> EXCERPTED PASSAGE:
----------------
BM:     Then, because there was an outcry from the wider Commonwealth and even other countries not in the Commonwealth.  Members of the Ugandan Parliament tried to revoke it, and other members said, “I’m sorry, the money’s spent already.”  So it was a shambles and we could see on the ground some of what was going on.  Of course, I spoke to opposition groups, we moved around and they were very nervous.  We could sense that. Now, the week we were still on the ground writing our report on the elections, two days later they were having then municipal elections.  It didn’t get past the first day, the first morning. It reminded me what happened in Haiti many years ago: by 10 o’clock in the morning the whole thing fell apart.

SO:     With riot police in the streets…

BM:     People were shooting. It all had to do with money and buying of votes, and it was just a shambles. A shambles. That strengthened our resolve that the whole thing had been undermined. We were not the only observing group: there was the EU and some from within Africa.

SO:     How much do you think that your particular experience underlines the case for the Commonwealth to have a permanent election commissioner?

BM:     I thought that the Commonwealth should not do that immediately after the Ugandan election. It should look at the Commonwealth as a whole. I believe the Commonwealth has to think consciously, not as a kneejerk reaction: look at the Commonwealth, see what works well and what works best, where greatest need is – hard decisions may have to be made – and focus on those things. This is true of other organisations and activists of course; it is not just the Commonwealth. But the influence of the Commonwealth in many areas has diminished, overtaken by other organisations, by other groupings.
----------------
> DATA SHOWN:
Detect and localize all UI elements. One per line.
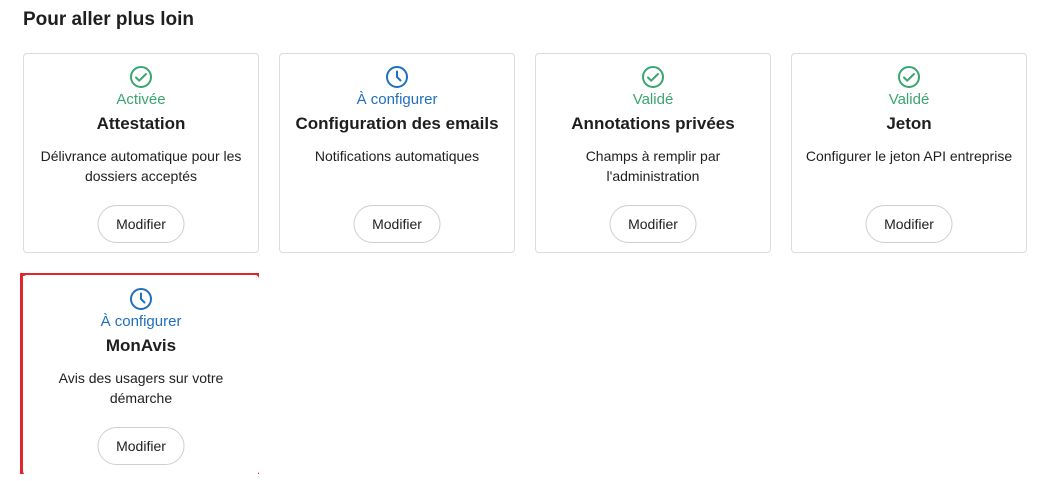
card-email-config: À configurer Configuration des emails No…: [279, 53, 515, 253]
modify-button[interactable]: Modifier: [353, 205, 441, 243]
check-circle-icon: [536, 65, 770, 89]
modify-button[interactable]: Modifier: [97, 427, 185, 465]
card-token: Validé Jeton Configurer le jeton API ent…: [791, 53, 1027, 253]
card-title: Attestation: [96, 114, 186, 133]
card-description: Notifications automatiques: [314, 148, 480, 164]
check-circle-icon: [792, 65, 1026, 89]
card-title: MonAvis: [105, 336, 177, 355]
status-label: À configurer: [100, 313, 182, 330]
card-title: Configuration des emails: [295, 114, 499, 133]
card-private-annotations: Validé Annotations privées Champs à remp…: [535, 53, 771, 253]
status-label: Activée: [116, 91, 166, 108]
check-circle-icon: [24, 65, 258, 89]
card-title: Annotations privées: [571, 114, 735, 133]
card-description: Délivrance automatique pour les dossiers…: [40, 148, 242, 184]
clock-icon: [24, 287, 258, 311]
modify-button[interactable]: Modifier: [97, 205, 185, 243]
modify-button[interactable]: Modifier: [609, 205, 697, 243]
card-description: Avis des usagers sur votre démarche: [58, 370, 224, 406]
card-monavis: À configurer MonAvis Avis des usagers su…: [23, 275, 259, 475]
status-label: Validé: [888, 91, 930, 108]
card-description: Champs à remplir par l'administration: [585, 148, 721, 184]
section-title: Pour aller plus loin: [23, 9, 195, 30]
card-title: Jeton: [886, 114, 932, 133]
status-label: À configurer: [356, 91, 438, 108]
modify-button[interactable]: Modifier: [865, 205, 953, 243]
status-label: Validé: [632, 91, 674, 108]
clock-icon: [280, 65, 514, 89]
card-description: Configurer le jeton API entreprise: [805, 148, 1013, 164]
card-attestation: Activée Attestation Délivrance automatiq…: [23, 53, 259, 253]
----------------
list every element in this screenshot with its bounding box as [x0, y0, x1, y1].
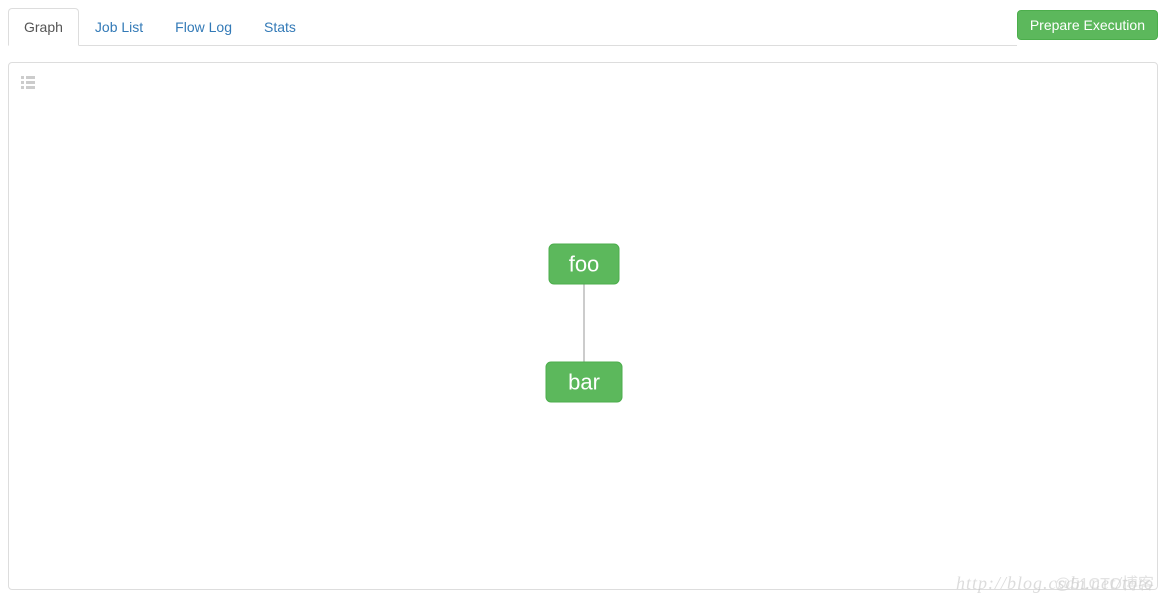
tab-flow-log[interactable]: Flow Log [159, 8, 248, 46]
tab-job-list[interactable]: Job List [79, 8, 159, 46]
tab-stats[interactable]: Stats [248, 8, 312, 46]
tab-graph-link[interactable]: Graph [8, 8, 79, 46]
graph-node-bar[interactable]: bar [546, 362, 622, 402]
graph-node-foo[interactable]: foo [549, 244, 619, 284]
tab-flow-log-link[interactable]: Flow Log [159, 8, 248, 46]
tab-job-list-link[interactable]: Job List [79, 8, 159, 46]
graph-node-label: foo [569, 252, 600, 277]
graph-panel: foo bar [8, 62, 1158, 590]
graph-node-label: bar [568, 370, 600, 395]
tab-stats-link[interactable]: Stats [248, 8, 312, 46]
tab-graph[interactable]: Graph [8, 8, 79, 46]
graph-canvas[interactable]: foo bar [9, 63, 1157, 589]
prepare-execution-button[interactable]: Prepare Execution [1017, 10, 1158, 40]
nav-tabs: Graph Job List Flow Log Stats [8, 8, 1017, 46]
----------------
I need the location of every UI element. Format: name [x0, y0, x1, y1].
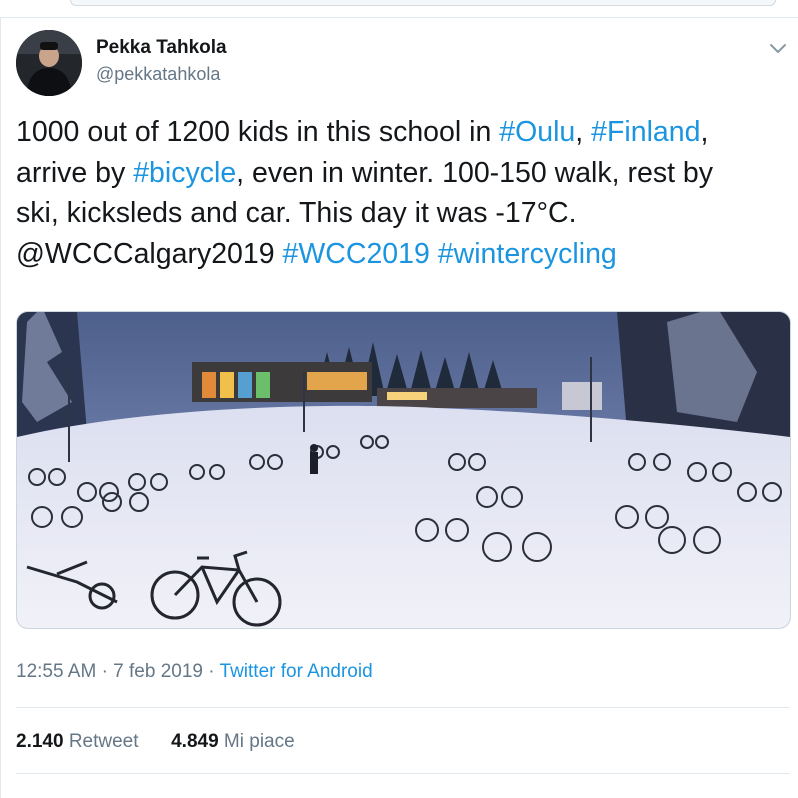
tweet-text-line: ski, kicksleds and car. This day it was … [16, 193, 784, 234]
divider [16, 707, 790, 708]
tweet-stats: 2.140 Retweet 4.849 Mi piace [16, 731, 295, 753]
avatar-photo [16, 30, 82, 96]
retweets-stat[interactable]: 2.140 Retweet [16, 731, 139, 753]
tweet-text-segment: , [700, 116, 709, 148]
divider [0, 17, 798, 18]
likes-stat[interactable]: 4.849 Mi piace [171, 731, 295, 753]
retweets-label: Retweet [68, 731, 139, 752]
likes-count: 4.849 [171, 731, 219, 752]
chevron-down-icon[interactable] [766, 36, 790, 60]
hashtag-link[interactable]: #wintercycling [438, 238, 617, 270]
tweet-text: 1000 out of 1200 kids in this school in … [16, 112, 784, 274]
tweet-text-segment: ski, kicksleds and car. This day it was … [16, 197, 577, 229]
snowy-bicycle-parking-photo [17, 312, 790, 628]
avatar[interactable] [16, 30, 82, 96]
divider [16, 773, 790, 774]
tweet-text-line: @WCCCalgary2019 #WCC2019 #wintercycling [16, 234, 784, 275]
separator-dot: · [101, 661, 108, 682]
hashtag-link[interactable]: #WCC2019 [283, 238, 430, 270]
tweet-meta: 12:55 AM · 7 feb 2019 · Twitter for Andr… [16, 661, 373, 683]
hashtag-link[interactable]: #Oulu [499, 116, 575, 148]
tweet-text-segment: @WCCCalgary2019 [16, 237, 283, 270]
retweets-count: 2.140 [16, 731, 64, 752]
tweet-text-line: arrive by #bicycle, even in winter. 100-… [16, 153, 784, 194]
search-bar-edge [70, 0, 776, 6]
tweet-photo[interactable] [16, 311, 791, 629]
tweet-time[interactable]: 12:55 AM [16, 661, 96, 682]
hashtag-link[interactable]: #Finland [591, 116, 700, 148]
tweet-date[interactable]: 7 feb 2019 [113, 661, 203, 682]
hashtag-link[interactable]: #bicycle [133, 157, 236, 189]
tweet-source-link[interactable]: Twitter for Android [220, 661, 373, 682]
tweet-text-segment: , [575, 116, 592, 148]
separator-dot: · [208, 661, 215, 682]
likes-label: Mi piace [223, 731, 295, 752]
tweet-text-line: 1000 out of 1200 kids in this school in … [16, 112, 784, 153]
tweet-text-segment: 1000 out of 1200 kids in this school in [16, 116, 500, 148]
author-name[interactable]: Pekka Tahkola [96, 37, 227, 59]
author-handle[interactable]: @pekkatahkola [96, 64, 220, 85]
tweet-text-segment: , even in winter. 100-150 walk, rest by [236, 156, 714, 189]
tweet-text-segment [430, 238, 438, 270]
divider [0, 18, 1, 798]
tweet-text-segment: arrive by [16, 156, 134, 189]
----------------
> COMPLETE THE FOLLOWING:
a - From the interview about the Ugandan election, set down the passage from "BM:     I thought" up to and including "by other groupings.".
b - Rewrite the paragraph of the interview about the Ugandan election that begins "I thought that the Commonwealth should not do that" as a shorter paragraph that keeps its main facts.
c - Write what comes next in the interview about the Ugandan election, picking up after its final sentence.

> THE RESULTS:
a -
BM:     I thought that the Commonwealth should not do that immediately after the Ugandan election. It should look at the Commonwealth as a whole. I believe the Commonwealth has to think consciously, not as a kneejerk reaction: look at the Commonwealth, see what works well and what works best, where greatest need is – hard decisions may have to be made – and focus on those things. This is true of other organisations and activists of course; it is not just the Commonwealth. But the influence of the Commonwealth in many areas has diminished, overtaken by other organisations, by other groupings.

b - The speaker thought the Commonwealth should not do that right after the Ugandan election. Instead, it should look at itself as a whole and think consciously rather than react by reflex. It should work out what works best and where the need is greatest, make hard decisions if needed, and focus on those areas. This holds for other organizations and activists too. Still, the Commonwealth's influence in many areas has diminished, and other organizations and groupings have overtaken it.

c -
SO:     Yes, it has. It’s diminished in terms of its capacity, its resources and its profile.

BM:     But not for bad reasons.  It’s not because it failed. It had a structure to do certain things but it’s now been overtaken by the fact that within each hemisphere of the world other organisations have taken precedence and are doing similar work. Even in terms of the work that they do not only with election observation, but governance issues on the whole. International IDEA, of which Barbados is a founder member, is doing work on these governance issues and election observation. They’re doing tremendous work that the Commonwealth cannot do.  Now, we belong to a Commonwealth association but there is a larger association which is wider than what the CPA does. The CPA, I think, is shrinking whereas the Inter Parliamentary Union have a wider range, a bigger membership, more money at their disposal because there are so many developed countries there, whereas what we used to call the old ‘white’ Commonwealth, which is really the developed Commonwealth, carry the big load.  The Brits, Canada, Aussie and New Zealand carry all of Africa, all of Asia, Asia Pacific more than anything else.

SO:     There would be an argument for India, Singapore, Malaysia and South Africa to be doing much more.

BM:     Right, and even when we thought of moving the Commonwealth, or a part of the Secretariat to India. Richard struggled with that.

SO:     Billie, please if I could please ask you just in terms of the example of election monitoring mission in Uganda, and the very fact that the Museveni’s party effectively stole the election. The Commonwealth wrote a critical report which was published, and yet it was comprehensively ignored.

BM:     That’s one of the things I wanted to say. There are too many things in the Commonwealth that are deliberative only, like the CMAG.  It has not really responded to much of what has been reported by the CMAG in my time there. We took our remit seriously.  It turned out to be another instance where the Commonwealth label did not work.  The truth is, and I’ve asked myself this many times: if I were part of the head of Inter Parliamentary Union doing this – they do it, but selectively – would it have made a difference?  I don’t think so.  I think it is the issue at hand. There is an attitude that, “We run our elections as we see fit. I’m not butting into that.” Old boys club here again dominating.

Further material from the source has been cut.